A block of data
● ● ● ●
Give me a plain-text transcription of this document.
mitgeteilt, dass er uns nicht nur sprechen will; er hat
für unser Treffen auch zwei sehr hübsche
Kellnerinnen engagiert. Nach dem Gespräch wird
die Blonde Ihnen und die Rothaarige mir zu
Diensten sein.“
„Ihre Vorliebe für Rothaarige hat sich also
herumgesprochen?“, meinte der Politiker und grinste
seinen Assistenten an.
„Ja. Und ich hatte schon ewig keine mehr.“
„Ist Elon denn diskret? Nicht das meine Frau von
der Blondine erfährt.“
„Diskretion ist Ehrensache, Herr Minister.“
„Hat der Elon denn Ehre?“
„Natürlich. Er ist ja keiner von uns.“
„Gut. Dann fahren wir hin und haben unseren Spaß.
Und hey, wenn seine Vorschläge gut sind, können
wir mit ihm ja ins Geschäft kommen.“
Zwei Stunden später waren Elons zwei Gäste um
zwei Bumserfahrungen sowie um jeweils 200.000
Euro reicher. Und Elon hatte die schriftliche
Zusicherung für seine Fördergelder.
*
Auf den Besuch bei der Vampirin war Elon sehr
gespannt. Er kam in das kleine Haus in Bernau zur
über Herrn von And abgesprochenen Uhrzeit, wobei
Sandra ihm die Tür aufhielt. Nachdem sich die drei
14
● ● ● ●
## Directive
Collect the complete line wherever the string "zwei" appears in the records.

## Full output
für unser Treffen auch zwei sehr hübsche
Zwei Stunden später waren Elons zwei Gäste um
zwei Bumserfahrungen sowie um jeweils 200.000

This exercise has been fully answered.